**WHAT TO WORK ON:**
Scan the lines below for the string "subtitle" and copy every one that has it.

**MATERIALS PROVIDED:**
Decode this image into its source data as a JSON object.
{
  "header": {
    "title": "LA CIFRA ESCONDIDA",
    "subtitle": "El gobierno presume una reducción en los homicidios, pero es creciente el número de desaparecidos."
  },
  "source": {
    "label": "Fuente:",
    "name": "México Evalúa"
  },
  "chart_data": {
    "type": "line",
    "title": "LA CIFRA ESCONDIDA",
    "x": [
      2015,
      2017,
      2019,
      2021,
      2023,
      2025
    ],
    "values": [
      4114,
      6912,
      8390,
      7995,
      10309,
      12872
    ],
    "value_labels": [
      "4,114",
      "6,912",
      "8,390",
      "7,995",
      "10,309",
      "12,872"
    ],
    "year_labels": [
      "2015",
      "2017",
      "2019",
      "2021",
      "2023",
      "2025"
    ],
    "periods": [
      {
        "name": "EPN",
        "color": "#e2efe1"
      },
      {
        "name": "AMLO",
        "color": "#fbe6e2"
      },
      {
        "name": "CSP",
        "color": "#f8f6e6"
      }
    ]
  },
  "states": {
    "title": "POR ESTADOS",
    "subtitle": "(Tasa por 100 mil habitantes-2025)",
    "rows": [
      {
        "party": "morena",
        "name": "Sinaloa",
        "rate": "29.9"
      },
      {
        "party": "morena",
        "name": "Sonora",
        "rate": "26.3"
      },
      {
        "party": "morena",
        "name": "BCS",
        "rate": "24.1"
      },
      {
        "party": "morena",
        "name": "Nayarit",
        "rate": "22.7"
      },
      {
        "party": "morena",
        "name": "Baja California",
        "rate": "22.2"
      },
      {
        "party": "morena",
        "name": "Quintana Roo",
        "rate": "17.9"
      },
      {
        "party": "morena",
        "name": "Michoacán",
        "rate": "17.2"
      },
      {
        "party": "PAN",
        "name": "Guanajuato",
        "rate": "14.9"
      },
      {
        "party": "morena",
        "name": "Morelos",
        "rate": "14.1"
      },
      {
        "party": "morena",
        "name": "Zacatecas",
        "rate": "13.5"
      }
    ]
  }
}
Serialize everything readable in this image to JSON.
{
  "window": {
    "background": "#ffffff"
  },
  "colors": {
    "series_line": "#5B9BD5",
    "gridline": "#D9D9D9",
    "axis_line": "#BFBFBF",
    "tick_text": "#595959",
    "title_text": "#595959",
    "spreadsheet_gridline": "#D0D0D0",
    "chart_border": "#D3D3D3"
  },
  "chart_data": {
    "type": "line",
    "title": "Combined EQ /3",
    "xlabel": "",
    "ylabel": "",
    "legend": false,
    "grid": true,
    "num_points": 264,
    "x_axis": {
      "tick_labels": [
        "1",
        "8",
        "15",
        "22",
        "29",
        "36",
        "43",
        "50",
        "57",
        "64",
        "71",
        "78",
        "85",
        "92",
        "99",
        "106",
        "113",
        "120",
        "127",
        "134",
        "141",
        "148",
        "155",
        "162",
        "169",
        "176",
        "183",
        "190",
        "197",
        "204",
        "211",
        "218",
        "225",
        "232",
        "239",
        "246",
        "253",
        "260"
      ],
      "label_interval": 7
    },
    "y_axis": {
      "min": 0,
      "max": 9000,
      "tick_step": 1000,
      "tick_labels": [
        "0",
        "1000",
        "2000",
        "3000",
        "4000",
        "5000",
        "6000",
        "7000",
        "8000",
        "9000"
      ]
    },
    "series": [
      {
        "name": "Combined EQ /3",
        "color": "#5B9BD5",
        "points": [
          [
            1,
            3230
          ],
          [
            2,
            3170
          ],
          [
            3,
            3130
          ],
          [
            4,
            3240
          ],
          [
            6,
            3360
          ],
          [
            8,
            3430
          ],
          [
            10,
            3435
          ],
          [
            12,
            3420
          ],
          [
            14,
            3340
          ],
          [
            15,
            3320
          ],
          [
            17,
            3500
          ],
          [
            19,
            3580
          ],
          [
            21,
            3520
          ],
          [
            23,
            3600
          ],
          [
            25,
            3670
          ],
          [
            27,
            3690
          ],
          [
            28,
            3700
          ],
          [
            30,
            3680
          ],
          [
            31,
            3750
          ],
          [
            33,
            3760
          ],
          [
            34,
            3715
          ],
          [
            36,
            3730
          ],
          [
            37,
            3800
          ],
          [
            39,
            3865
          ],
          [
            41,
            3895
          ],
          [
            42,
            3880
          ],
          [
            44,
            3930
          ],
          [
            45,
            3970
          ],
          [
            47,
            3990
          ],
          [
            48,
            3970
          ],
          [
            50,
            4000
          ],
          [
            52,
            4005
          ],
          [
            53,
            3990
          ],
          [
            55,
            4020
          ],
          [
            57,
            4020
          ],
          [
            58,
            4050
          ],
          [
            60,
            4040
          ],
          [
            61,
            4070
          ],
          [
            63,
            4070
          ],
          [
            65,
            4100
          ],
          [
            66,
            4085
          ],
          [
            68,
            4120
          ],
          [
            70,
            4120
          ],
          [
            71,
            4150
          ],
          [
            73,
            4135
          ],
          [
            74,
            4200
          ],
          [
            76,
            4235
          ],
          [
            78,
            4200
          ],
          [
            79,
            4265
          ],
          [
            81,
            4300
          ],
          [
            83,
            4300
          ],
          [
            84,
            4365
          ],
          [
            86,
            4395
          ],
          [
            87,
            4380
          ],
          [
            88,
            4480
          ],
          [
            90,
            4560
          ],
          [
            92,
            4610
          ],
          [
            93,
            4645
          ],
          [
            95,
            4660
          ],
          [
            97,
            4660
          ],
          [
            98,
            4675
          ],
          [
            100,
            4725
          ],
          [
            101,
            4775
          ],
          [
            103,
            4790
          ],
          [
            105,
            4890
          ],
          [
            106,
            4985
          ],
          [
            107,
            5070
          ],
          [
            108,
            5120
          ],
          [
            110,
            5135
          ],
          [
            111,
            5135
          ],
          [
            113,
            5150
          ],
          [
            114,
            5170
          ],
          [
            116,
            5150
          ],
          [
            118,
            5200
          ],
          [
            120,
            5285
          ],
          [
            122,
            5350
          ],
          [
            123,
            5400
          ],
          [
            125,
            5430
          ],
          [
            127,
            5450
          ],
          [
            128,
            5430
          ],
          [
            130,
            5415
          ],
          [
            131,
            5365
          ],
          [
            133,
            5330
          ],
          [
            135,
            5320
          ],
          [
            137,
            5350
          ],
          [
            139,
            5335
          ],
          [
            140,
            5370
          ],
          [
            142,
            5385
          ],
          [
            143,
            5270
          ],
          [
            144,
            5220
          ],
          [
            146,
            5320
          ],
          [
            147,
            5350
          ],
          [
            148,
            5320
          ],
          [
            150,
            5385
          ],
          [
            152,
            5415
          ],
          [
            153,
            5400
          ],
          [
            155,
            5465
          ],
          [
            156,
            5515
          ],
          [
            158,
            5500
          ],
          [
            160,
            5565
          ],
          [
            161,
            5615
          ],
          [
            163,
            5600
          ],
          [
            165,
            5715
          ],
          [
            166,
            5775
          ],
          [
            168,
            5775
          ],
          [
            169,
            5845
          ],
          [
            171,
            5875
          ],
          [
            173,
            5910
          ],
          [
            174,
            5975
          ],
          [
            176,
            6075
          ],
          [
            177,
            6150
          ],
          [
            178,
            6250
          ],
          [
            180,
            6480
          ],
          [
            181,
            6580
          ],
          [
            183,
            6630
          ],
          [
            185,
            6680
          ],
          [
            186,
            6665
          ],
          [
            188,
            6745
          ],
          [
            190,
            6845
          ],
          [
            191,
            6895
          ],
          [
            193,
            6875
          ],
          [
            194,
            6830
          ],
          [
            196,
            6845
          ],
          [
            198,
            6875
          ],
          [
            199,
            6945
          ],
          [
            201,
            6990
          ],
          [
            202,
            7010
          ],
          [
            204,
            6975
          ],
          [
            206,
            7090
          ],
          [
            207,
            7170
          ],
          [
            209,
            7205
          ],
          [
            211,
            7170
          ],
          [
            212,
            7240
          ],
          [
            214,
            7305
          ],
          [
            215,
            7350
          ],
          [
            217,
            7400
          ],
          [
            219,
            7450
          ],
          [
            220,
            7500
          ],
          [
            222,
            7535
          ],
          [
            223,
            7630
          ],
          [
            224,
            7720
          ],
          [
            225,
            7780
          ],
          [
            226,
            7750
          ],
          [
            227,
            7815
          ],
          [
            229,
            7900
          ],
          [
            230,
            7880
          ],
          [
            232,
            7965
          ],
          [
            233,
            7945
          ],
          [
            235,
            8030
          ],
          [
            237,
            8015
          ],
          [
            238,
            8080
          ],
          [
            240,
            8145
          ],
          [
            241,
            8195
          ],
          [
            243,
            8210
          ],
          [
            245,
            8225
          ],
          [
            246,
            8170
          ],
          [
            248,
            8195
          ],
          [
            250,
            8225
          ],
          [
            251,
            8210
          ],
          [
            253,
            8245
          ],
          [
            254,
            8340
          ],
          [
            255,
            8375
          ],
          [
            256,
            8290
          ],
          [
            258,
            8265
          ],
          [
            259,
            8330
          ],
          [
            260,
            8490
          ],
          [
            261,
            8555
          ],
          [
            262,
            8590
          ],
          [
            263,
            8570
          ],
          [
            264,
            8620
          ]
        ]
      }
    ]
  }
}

**ANSWER TO THIS EXERCISE:**
    "subtitle": "El gobierno presume una reducción en los homicidios, pero es creciente el número de desaparecidos."
    "subtitle": "(Tasa por 100 mil habitantes-2025)",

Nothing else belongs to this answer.